WHAT TO WORK ON: Could you return each of the rows below word for word, with nothing changed or left out?

Items stored from a collection:
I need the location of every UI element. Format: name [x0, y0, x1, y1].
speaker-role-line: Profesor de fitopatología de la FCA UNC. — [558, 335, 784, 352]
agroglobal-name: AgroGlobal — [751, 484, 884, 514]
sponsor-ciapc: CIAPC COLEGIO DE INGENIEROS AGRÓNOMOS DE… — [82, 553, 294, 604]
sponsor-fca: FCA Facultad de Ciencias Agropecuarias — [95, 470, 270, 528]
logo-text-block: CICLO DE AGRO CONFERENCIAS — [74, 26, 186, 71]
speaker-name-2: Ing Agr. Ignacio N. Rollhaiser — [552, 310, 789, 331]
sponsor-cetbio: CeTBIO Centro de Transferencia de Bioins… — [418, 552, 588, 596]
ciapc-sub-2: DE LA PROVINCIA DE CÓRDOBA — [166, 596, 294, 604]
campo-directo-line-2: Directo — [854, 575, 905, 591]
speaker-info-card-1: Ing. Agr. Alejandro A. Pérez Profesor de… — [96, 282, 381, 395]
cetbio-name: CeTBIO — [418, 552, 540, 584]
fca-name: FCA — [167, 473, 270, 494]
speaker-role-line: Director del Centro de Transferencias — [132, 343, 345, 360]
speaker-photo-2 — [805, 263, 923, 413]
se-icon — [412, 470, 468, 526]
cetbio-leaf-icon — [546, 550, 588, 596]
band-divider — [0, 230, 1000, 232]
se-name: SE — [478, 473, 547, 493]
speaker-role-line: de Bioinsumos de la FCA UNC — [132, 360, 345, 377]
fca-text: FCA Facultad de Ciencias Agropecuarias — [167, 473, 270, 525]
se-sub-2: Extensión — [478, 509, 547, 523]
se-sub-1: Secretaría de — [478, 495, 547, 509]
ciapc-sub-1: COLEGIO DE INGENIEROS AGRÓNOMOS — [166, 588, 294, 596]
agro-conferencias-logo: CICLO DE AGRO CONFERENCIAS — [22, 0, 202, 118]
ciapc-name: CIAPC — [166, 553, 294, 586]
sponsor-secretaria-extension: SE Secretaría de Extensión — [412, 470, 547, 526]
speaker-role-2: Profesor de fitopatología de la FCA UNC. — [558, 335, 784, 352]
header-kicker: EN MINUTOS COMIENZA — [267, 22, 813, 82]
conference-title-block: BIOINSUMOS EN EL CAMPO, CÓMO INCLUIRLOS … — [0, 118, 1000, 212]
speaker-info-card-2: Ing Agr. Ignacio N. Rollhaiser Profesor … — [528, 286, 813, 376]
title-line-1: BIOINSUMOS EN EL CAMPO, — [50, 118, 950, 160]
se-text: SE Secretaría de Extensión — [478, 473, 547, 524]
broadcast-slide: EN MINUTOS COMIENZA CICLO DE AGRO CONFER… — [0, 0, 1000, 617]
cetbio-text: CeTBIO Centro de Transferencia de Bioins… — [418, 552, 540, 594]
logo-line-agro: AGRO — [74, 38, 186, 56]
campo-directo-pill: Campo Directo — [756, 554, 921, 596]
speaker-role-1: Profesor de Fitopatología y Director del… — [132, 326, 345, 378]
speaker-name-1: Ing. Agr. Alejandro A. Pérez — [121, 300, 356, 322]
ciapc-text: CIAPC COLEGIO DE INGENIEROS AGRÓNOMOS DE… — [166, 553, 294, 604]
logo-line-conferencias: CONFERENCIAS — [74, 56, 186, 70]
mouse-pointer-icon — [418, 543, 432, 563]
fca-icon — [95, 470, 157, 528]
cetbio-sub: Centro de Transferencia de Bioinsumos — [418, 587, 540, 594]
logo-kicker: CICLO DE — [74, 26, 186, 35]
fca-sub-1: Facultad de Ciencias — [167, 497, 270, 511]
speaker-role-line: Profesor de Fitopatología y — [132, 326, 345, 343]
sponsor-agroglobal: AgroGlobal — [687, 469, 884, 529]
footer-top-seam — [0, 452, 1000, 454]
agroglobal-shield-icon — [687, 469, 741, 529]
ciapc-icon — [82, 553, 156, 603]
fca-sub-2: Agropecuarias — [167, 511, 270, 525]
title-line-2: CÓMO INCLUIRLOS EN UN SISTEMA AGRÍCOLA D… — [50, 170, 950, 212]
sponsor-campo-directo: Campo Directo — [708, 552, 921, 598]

WRITTEN RESPONSE:
I need the location of every UI element. Format: name [x0, y0, x1, y1].
speaker-role-line: Profesor de fitopatología de la FCA UNC. — [558, 335, 784, 352]
agroglobal-name: AgroGlobal — [751, 484, 884, 514]
sponsor-ciapc: CIAPC COLEGIO DE INGENIEROS AGRÓNOMOS DE… — [82, 553, 294, 604]
sponsor-fca: FCA Facultad de Ciencias Agropecuarias — [95, 470, 270, 528]
logo-text-block: CICLO DE AGRO CONFERENCIAS — [74, 26, 186, 71]
speaker-name-2: Ing Agr. Ignacio N. Rollhaiser — [552, 310, 789, 331]
sponsor-cetbio: CeTBIO Centro de Transferencia de Bioins… — [418, 552, 588, 596]
ciapc-sub-2: DE LA PROVINCIA DE CÓRDOBA — [166, 596, 294, 604]
campo-directo-line-2: Directo — [854, 575, 905, 591]
speaker-info-card-1: Ing. Agr. Alejandro A. Pérez Profesor de… — [96, 282, 381, 395]
cetbio-name: CeTBIO — [418, 552, 540, 584]
fca-name: FCA — [167, 473, 270, 494]
speaker-role-line: Director del Centro de Transferencias — [132, 343, 345, 360]
speaker-photo-2 — [805, 263, 923, 413]
se-icon — [412, 470, 468, 526]
cetbio-leaf-icon — [546, 550, 588, 596]
band-divider — [0, 230, 1000, 232]
se-name: SE — [478, 473, 547, 493]
speaker-role-line: de Bioinsumos de la FCA UNC — [132, 360, 345, 377]
fca-text: FCA Facultad de Ciencias Agropecuarias — [167, 473, 270, 525]
se-sub-2: Extensión — [478, 509, 547, 523]
se-sub-1: Secretaría de — [478, 495, 547, 509]
ciapc-sub-1: COLEGIO DE INGENIEROS AGRÓNOMOS — [166, 588, 294, 596]
agro-conferencias-logo: CICLO DE AGRO CONFERENCIAS — [22, 0, 202, 118]
ciapc-name: CIAPC — [166, 553, 294, 586]
sponsor-secretaria-extension: SE Secretaría de Extensión — [412, 470, 547, 526]
speaker-role-2: Profesor de fitopatología de la FCA UNC. — [558, 335, 784, 352]
header-kicker: EN MINUTOS COMIENZA — [267, 22, 813, 82]
conference-title-block: BIOINSUMOS EN EL CAMPO, CÓMO INCLUIRLOS … — [0, 118, 1000, 212]
speaker-info-card-2: Ing Agr. Ignacio N. Rollhaiser Profesor … — [528, 286, 813, 376]
title-line-1: BIOINSUMOS EN EL CAMPO, — [50, 118, 950, 160]
se-text: SE Secretaría de Extensión — [478, 473, 547, 524]
broadcast-slide: EN MINUTOS COMIENZA CICLO DE AGRO CONFER… — [0, 0, 1000, 617]
cetbio-text: CeTBIO Centro de Transferencia de Bioins… — [418, 552, 540, 594]
logo-line-agro: AGRO — [74, 38, 186, 56]
campo-directo-pill: Campo Directo — [756, 554, 921, 596]
speaker-role-1: Profesor de Fitopatología y Director del… — [132, 326, 345, 378]
speaker-name-1: Ing. Agr. Alejandro A. Pérez — [121, 300, 356, 322]
ciapc-text: CIAPC COLEGIO DE INGENIEROS AGRÓNOMOS DE… — [166, 553, 294, 604]
logo-line-conferencias: CONFERENCIAS — [74, 56, 186, 70]
mouse-pointer-icon — [418, 543, 432, 563]
fca-icon — [95, 470, 157, 528]
cetbio-sub: Centro de Transferencia de Bioinsumos — [418, 587, 540, 594]
logo-kicker: CICLO DE — [74, 26, 186, 35]
fca-sub-1: Facultad de Ciencias — [167, 497, 270, 511]
speaker-role-line: Profesor de Fitopatología y — [132, 326, 345, 343]
sponsor-agroglobal: AgroGlobal — [687, 469, 884, 529]
footer-top-seam — [0, 452, 1000, 454]
agroglobal-shield-icon — [687, 469, 741, 529]
ciapc-icon — [82, 553, 156, 603]
fca-sub-2: Agropecuarias — [167, 511, 270, 525]
title-line-2: CÓMO INCLUIRLOS EN UN SISTEMA AGRÍCOLA D… — [50, 170, 950, 212]
sponsor-campo-directo: Campo Directo — [708, 552, 921, 598]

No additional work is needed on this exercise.